__WHAT YOU NEED TO DO__
Keep only those lines of the records that include the string "frac".

[Data records]
········

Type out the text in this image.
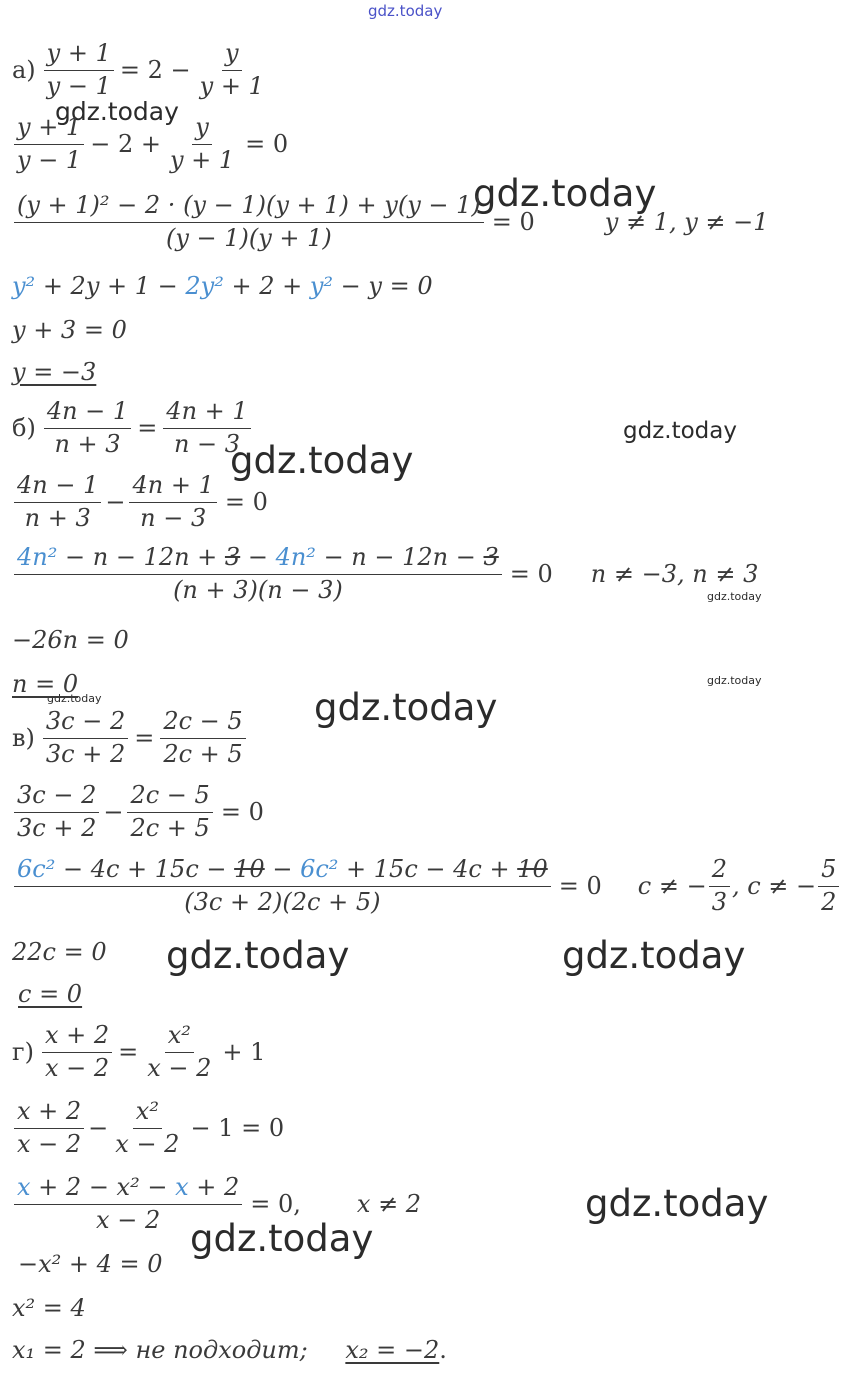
gdz.today
gdz.today
gdz.today
gdz.today
gdz.today
gdz.today
gdz.today
gdz.today	gdz.today
gdz.today	gdz.today
gdz.today
gdz.today
$а) \frac{y + 1}{y - 1} = 2 - \frac{y}{y + 1}$
$\frac{y + 1}{y - 1} - 2 + \frac{y}{y + 1} = 0$
$\frac{\text{(y + 1)² − 2 · (y − 1)(y + 1) + y(y − 1)}}{(y - 1)(y + 1)} = 0$	y ≠ 1, y ≠ −1
y² + 2y + 1 − 2y² + 2 + y² − y = 0
y + 3 = 0
y = −3
$б) \frac{4n - 1}{n + 3} = \frac{4n + 1}{n - 3}$
$\frac{4n - 1}{n + 3} - \frac{4n + 1}{n - 3} = 0$
$\frac{\text{4n² − n − 12n + 3 − 4n² − n − 12n − 3}}{(n + 3)(n - 3)} = 0$ n ≠ −3, n ≠ 3
−26n = 0
n = 0
$в) \frac{3c - 2}{3c + 2} = \frac{2c - 5}{2c + 5}$
$\frac{3c - 2}{3c + 2} - \frac{2c - 5}{2c + 5} = 0$
$\frac{\text{6c² − 4c + 15c − 10 − 6c² + 15c − 4c + 10}}{(3c + 2)(2c + 5)} = 0$ c ≠ − $\frac{2}{3}$ , c ≠ − $\frac{5}{2}$
22c = 0
c = 0
$г) \frac{x + 2}{x - 2} = \frac{\text{x²}}{x - 2} + 1$
$\frac{x + 2}{x - 2} - \frac{\text{x²}}{x - 2} - 1 = 0$
$\frac{\text{x + 2 − x² − x + 2}}{x - 2} = 0$, x ≠ 2
−x² + 4 = 0
x² = 4
x₁ = 2 ⟹ не подходит; x₂ = −2.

········

__RESULT OF THE TASK__
$а) \frac{y + 1}{y - 1} = 2 - \frac{y}{y + 1}$
$\frac{y + 1}{y - 1} - 2 + \frac{y}{y + 1} = 0$
$\frac{\text{(y + 1)² − 2 · (y − 1)(y + 1) + y(y − 1)}}{(y - 1)(y + 1)} = 0$	y ≠ 1, y ≠ −1
$б) \frac{4n - 1}{n + 3} = \frac{4n + 1}{n - 3}$
$\frac{4n - 1}{n + 3} - \frac{4n + 1}{n - 3} = 0$
$\frac{\text{4n² − n − 12n + 3 − 4n² − n − 12n − 3}}{(n + 3)(n - 3)} = 0$ n ≠ −3, n ≠ 3
$в) \frac{3c - 2}{3c + 2} = \frac{2c - 5}{2c + 5}$
$\frac{3c - 2}{3c + 2} - \frac{2c - 5}{2c + 5} = 0$
$\frac{\text{6c² − 4c + 15c − 10 − 6c² + 15c − 4c + 10}}{(3c + 2)(2c + 5)} = 0$ c ≠ − $\frac{2}{3}$ , c ≠ − $\frac{5}{2}$
$г) \frac{x + 2}{x - 2} = \frac{\text{x²}}{x - 2} + 1$
$\frac{x + 2}{x - 2} - \frac{\text{x²}}{x - 2} - 1 = 0$
$\frac{\text{x + 2 − x² − x + 2}}{x - 2} = 0$, x ≠ 2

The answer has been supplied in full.